---- Data for this task

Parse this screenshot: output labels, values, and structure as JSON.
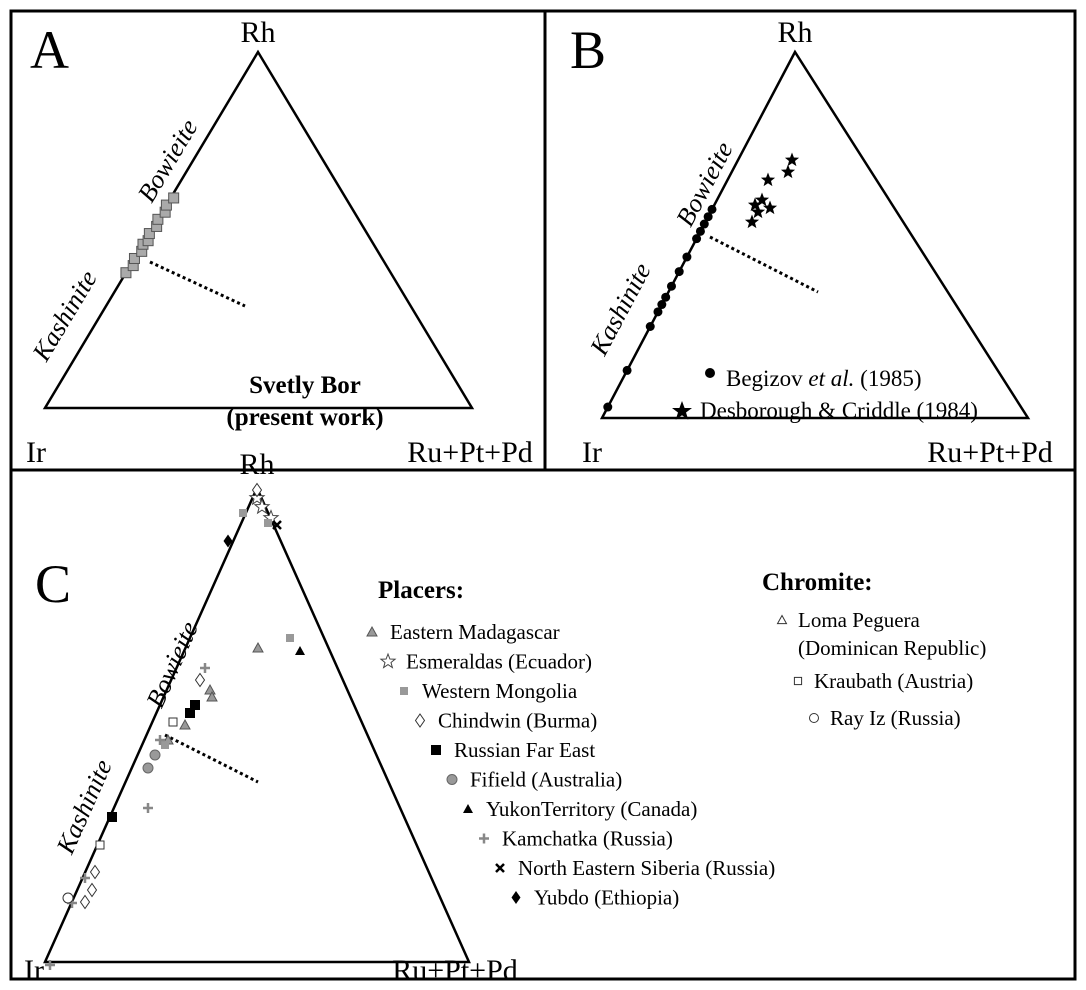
{
  "panels": [
    {
      "label": "A",
      "apex": "Rh",
      "left": "Ir",
      "right": "Ru+Pt+Pd",
      "edge_upper": "Bowieite",
      "edge_lower": "Kashinite",
      "note": [
        "Svetly Bor",
        "(present work)"
      ]
    },
    {
      "label": "B",
      "apex": "Rh",
      "left": "Ir",
      "right": "Ru+Pt+Pd",
      "edge_upper": "Bowieite",
      "edge_lower": "Kashinite",
      "legend": [
        {
          "text": "Begizov",
          "italic": "et al.",
          "suffix": "(1985)"
        },
        {
          "text": "Desborough & Criddle (1984)"
        }
      ]
    },
    {
      "label": "C",
      "apex": "Rh",
      "left": "Ir",
      "right": "Ru+Pt+Pd",
      "edge_upper": "Bowieite",
      "edge_lower": "Kashinite"
    }
  ],
  "legend": {
    "placers_title": "Placers:",
    "placers": [
      "Eastern Madagascar",
      "Esmeraldas (Ecuador)",
      "Western Mongolia",
      "Chindwin (Burma)",
      "Russian Far East",
      "Fifield (Australia)",
      "YukonTerritory (Canada)",
      "Kamchatka (Russia)",
      "North Eastern Siberia (Russia)",
      "Yubdo (Ethiopia)"
    ],
    "chromite_title": "Chromite:",
    "chromite": [
      [
        "Loma Peguera",
        "(Dominican Republic)"
      ],
      [
        "Kraubath (Austria)"
      ],
      [
        "Ray Iz (Russia)"
      ]
    ]
  }
}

--------

Among the entries above, identify all lines with "text" and copy them.

          "text": "Begizov",
          "text": "Desborough & Criddle (1984)"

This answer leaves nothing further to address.